Required work
From the data that follows, report how many lines hold the string "much", giving only the number.

--------------------------------

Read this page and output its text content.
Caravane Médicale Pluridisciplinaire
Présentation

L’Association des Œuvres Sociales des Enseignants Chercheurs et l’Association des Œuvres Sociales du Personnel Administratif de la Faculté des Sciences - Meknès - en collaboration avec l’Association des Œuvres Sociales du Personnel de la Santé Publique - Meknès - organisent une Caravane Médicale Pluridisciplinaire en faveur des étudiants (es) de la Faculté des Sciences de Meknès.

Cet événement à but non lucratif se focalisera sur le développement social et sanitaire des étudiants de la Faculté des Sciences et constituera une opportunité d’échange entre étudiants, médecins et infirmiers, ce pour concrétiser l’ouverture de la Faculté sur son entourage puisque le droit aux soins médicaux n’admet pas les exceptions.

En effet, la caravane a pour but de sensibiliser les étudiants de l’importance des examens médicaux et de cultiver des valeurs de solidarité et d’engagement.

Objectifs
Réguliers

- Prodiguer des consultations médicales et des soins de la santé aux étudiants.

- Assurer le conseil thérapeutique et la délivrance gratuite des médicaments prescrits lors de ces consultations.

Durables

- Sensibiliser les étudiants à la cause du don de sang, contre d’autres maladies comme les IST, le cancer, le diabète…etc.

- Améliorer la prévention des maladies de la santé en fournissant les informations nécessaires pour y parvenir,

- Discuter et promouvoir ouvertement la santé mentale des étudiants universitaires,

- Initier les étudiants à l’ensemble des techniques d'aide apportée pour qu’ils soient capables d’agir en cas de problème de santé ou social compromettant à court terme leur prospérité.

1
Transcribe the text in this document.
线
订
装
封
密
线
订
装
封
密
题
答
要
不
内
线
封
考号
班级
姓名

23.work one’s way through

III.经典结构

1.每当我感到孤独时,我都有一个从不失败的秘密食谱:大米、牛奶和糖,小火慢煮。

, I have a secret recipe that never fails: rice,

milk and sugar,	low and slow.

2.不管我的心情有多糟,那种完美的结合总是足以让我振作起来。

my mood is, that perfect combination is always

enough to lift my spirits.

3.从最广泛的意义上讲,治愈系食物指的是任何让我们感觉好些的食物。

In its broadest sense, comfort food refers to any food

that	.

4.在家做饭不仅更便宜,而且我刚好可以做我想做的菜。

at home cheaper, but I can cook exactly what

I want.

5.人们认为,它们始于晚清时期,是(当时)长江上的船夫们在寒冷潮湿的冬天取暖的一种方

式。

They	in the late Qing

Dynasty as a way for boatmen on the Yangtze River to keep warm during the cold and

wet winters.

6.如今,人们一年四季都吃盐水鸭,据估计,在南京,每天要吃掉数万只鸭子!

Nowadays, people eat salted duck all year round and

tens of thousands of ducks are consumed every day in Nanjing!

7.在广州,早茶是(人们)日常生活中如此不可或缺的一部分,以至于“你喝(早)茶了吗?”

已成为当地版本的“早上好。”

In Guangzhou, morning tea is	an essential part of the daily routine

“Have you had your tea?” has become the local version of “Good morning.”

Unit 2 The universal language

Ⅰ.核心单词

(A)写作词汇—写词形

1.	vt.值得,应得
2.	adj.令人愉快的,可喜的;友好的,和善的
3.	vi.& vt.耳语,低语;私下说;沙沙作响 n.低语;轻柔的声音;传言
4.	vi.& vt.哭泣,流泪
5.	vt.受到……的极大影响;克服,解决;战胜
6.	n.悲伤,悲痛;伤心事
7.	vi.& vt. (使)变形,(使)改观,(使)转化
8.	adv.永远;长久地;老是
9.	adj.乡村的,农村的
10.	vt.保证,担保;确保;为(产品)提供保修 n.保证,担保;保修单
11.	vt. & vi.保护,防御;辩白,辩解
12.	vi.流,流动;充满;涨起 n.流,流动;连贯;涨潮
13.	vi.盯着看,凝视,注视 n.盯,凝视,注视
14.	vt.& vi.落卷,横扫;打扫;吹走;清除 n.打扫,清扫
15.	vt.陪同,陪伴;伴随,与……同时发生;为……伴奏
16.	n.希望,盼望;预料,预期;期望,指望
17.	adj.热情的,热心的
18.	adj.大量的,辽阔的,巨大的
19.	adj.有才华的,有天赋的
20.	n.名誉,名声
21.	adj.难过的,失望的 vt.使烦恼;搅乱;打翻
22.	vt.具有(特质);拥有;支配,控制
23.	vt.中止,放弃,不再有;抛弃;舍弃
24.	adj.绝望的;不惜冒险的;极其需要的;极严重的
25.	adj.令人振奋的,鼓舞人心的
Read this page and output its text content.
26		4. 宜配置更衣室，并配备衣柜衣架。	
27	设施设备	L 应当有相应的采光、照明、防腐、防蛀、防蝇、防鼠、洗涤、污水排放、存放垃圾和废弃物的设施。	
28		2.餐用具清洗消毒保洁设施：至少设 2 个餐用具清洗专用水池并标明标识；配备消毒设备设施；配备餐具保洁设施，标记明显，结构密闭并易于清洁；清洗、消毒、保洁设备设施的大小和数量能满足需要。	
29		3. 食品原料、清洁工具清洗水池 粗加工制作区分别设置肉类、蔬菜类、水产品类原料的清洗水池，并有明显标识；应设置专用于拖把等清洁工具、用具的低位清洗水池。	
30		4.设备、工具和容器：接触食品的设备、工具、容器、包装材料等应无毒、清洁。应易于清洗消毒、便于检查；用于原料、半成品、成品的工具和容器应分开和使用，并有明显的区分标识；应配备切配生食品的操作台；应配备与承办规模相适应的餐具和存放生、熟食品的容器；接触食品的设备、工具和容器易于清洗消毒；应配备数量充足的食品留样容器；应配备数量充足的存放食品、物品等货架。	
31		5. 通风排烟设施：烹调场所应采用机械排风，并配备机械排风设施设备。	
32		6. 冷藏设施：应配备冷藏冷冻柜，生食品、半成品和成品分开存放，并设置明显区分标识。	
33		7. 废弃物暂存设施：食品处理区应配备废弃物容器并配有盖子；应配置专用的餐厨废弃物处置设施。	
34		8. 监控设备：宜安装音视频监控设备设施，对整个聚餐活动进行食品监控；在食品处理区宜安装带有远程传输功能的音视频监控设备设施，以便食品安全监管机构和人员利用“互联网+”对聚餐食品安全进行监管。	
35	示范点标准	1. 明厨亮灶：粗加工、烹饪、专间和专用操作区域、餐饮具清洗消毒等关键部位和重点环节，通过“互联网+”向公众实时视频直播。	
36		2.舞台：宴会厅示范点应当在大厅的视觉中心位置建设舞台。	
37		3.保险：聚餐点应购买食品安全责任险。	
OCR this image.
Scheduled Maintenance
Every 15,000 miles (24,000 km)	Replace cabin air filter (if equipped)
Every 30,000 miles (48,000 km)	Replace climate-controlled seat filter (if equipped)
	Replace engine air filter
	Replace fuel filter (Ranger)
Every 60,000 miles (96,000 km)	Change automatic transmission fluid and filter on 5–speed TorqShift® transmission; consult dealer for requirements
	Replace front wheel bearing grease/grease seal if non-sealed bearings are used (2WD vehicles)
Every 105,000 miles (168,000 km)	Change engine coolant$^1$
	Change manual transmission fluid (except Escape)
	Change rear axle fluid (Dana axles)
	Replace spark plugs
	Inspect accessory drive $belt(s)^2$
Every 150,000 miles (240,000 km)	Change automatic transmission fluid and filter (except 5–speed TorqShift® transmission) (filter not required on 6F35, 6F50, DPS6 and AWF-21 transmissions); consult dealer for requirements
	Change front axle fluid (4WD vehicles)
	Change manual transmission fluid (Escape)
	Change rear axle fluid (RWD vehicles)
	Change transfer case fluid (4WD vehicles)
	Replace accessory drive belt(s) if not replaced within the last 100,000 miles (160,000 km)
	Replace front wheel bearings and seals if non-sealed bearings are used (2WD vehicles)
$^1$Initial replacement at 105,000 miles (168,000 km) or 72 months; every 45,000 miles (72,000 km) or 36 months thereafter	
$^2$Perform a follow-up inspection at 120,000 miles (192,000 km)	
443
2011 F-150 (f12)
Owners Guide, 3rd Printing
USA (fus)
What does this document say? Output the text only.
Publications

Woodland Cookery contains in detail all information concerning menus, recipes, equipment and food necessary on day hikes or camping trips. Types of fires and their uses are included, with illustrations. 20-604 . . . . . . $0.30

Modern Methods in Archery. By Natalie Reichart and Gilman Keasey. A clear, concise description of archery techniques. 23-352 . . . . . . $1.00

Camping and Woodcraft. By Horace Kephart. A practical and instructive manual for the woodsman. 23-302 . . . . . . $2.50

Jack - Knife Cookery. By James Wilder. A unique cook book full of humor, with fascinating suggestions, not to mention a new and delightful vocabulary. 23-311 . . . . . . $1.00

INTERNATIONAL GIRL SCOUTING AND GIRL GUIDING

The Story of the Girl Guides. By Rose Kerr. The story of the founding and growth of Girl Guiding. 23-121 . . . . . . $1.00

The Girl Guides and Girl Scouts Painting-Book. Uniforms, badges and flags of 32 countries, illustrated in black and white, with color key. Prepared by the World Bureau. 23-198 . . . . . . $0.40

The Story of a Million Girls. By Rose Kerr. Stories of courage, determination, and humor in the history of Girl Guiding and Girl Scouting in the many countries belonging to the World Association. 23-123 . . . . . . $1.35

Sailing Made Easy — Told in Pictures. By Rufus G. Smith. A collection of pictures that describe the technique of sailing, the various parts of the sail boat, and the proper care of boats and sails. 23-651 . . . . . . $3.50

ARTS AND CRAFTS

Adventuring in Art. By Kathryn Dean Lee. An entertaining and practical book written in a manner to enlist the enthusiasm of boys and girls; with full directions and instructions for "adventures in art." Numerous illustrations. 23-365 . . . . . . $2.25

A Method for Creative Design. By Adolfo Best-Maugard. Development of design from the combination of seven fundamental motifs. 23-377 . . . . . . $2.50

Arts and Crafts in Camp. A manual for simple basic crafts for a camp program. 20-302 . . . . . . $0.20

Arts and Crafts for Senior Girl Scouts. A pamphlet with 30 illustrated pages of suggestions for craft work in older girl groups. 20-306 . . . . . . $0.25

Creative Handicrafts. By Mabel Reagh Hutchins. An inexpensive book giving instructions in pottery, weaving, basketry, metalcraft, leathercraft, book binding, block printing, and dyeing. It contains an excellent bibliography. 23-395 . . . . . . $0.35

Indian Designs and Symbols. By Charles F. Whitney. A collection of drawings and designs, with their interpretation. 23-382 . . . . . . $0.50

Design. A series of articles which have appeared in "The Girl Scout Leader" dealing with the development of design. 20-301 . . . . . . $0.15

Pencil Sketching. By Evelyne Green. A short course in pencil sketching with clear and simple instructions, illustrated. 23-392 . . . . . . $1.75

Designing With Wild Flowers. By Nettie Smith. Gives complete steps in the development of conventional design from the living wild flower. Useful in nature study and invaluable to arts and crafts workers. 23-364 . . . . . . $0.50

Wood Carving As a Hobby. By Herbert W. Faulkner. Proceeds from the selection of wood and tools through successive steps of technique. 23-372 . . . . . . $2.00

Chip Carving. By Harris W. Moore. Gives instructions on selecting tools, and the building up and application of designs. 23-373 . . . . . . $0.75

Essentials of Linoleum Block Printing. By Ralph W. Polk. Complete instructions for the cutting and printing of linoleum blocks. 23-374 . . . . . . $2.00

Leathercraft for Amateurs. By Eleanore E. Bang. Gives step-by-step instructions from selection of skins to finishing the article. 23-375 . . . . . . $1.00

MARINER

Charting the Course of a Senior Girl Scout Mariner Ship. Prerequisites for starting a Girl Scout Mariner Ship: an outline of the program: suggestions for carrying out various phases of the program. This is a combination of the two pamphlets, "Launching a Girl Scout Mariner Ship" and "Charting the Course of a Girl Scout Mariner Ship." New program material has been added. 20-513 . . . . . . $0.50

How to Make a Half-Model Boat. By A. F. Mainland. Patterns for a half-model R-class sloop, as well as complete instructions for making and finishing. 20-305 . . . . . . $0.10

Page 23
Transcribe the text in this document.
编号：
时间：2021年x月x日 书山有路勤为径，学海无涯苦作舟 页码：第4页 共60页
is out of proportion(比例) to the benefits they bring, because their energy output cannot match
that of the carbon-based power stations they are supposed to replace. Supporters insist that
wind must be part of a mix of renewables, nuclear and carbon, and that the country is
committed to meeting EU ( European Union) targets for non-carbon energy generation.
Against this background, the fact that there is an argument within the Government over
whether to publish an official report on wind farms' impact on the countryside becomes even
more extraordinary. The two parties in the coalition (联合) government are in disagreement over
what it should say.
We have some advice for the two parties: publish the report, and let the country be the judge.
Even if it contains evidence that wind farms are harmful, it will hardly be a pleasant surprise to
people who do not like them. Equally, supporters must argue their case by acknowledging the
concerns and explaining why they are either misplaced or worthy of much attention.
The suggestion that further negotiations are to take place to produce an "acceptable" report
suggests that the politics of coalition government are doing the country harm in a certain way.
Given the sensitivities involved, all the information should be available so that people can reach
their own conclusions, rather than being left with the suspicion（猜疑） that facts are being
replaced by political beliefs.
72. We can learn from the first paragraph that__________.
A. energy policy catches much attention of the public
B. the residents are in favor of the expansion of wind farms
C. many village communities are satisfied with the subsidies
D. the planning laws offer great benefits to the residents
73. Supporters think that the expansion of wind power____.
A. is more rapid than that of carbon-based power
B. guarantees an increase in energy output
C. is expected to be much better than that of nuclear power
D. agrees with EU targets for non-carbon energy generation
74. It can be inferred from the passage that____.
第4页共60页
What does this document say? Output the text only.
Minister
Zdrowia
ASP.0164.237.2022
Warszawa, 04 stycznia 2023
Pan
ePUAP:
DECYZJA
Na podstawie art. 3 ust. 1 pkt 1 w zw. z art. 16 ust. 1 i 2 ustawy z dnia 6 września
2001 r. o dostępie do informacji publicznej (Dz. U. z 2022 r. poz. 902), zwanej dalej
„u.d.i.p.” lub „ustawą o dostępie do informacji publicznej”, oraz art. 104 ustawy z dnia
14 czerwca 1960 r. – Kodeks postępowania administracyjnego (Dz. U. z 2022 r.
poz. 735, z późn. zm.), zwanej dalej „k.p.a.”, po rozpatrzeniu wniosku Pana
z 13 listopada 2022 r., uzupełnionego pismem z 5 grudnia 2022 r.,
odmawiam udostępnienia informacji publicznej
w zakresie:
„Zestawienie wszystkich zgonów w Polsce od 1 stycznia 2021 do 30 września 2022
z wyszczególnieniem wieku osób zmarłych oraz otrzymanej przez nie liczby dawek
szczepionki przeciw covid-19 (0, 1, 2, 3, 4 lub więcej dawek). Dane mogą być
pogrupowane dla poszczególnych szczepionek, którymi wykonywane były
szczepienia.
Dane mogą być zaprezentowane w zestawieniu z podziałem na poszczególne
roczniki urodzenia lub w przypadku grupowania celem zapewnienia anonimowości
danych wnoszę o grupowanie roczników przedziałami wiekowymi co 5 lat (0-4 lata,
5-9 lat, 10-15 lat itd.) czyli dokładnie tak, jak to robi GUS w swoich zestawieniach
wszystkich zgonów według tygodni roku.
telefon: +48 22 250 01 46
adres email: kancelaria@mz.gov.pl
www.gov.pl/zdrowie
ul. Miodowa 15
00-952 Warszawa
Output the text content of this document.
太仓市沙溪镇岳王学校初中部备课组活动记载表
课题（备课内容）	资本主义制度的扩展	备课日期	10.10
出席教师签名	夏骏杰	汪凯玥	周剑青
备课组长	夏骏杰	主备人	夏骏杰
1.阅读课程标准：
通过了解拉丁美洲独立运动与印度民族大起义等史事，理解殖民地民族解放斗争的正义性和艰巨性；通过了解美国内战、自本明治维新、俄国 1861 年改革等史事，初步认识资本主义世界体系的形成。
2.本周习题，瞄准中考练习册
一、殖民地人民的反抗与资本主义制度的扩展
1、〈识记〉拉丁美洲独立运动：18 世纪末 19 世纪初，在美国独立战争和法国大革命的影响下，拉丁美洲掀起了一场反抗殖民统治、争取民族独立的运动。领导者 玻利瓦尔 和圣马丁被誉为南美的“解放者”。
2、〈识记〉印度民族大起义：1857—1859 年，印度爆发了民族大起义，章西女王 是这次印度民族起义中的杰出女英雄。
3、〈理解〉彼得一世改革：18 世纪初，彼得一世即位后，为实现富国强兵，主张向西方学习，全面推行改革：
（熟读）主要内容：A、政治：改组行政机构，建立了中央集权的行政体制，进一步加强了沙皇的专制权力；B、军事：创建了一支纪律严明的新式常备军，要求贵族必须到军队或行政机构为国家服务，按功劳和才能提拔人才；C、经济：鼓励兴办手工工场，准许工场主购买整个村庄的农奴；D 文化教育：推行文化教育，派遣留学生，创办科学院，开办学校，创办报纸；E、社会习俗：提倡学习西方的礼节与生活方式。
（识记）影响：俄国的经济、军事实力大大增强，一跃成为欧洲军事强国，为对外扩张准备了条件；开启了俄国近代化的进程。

--------------------------------

Task response
3